# INPUT FOR THIS TASK
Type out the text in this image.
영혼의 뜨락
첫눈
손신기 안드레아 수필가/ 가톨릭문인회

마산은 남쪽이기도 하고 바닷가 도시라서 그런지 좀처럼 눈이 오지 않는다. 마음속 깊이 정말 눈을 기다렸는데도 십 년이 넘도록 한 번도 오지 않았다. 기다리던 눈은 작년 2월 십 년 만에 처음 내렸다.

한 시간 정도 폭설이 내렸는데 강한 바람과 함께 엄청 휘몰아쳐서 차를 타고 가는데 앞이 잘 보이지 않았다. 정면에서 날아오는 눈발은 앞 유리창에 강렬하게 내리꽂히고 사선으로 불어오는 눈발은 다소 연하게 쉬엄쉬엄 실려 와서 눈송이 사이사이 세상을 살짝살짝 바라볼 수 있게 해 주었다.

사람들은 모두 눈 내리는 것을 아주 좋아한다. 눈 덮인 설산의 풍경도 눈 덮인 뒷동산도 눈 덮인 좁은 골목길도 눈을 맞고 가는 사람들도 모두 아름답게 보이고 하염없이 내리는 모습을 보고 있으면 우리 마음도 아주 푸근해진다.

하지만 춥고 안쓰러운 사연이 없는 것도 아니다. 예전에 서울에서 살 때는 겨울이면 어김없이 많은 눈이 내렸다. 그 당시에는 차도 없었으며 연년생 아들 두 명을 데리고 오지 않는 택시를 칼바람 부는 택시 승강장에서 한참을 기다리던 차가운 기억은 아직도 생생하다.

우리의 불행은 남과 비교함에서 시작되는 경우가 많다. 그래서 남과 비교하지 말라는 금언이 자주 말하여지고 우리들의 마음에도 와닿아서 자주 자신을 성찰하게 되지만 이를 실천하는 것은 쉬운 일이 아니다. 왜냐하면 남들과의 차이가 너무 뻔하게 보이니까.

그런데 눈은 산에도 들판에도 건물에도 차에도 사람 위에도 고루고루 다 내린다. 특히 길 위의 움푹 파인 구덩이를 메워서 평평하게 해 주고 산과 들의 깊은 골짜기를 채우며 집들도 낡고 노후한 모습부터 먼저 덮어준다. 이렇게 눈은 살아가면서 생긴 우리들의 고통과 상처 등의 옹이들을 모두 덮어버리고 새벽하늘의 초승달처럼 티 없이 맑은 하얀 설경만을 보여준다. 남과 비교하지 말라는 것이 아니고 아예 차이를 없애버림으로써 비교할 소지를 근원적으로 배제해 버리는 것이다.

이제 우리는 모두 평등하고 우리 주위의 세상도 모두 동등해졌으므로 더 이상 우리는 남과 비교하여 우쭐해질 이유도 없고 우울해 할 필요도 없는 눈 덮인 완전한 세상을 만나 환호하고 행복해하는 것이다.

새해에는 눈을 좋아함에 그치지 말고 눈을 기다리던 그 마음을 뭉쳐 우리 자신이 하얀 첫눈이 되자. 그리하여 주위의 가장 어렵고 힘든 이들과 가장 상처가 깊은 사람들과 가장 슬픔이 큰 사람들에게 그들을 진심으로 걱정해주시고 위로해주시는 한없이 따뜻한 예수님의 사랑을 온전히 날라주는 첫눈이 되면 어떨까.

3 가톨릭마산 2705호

# WRITTEN INSTRUCTION
Print the whole listing again, exactly.

# COMPLETED EXERCISE
Type out the text in this image.
영혼의 뜨락
첫눈
손신기 안드레아 수필가/ 가톨릭문인회

마산은 남쪽이기도 하고 바닷가 도시라서 그런지 좀처럼 눈이 오지 않는다. 마음속 깊이 정말 눈을 기다렸는데도 십 년이 넘도록 한 번도 오지 않았다. 기다리던 눈은 작년 2월 십 년 만에 처음 내렸다.

한 시간 정도 폭설이 내렸는데 강한 바람과 함께 엄청 휘몰아쳐서 차를 타고 가는데 앞이 잘 보이지 않았다. 정면에서 날아오는 눈발은 앞 유리창에 강렬하게 내리꽂히고 사선으로 불어오는 눈발은 다소 연하게 쉬엄쉬엄 실려 와서 눈송이 사이사이 세상을 살짝살짝 바라볼 수 있게 해 주었다.

사람들은 모두 눈 내리는 것을 아주 좋아한다. 눈 덮인 설산의 풍경도 눈 덮인 뒷동산도 눈 덮인 좁은 골목길도 눈을 맞고 가는 사람들도 모두 아름답게 보이고 하염없이 내리는 모습을 보고 있으면 우리 마음도 아주 푸근해진다.

하지만 춥고 안쓰러운 사연이 없는 것도 아니다. 예전에 서울에서 살 때는 겨울이면 어김없이 많은 눈이 내렸다. 그 당시에는 차도 없었으며 연년생 아들 두 명을 데리고 오지 않는 택시를 칼바람 부는 택시 승강장에서 한참을 기다리던 차가운 기억은 아직도 생생하다.

우리의 불행은 남과 비교함에서 시작되는 경우가 많다. 그래서 남과 비교하지 말라는 금언이 자주 말하여지고 우리들의 마음에도 와닿아서 자주 자신을 성찰하게 되지만 이를 실천하는 것은 쉬운 일이 아니다. 왜냐하면 남들과의 차이가 너무 뻔하게 보이니까.

그런데 눈은 산에도 들판에도 건물에도 차에도 사람 위에도 고루고루 다 내린다. 특히 길 위의 움푹 파인 구덩이를 메워서 평평하게 해 주고 산과 들의 깊은 골짜기를 채우며 집들도 낡고 노후한 모습부터 먼저 덮어준다. 이렇게 눈은 살아가면서 생긴 우리들의 고통과 상처 등의 옹이들을 모두 덮어버리고 새벽하늘의 초승달처럼 티 없이 맑은 하얀 설경만을 보여준다. 남과 비교하지 말라는 것이 아니고 아예 차이를 없애버림으로써 비교할 소지를 근원적으로 배제해 버리는 것이다.

이제 우리는 모두 평등하고 우리 주위의 세상도 모두 동등해졌으므로 더 이상 우리는 남과 비교하여 우쭐해질 이유도 없고 우울해 할 필요도 없는 눈 덮인 완전한 세상을 만나 환호하고 행복해하는 것이다.

새해에는 눈을 좋아함에 그치지 말고 눈을 기다리던 그 마음을 뭉쳐 우리 자신이 하얀 첫눈이 되자. 그리하여 주위의 가장 어렵고 힘든 이들과 가장 상처가 깊은 사람들과 가장 슬픔이 큰 사람들에게 그들을 진심으로 걱정해주시고 위로해주시는 한없이 따뜻한 예수님의 사랑을 온전히 날라주는 첫눈이 되면 어떨까.

3 가톨릭마산 2705호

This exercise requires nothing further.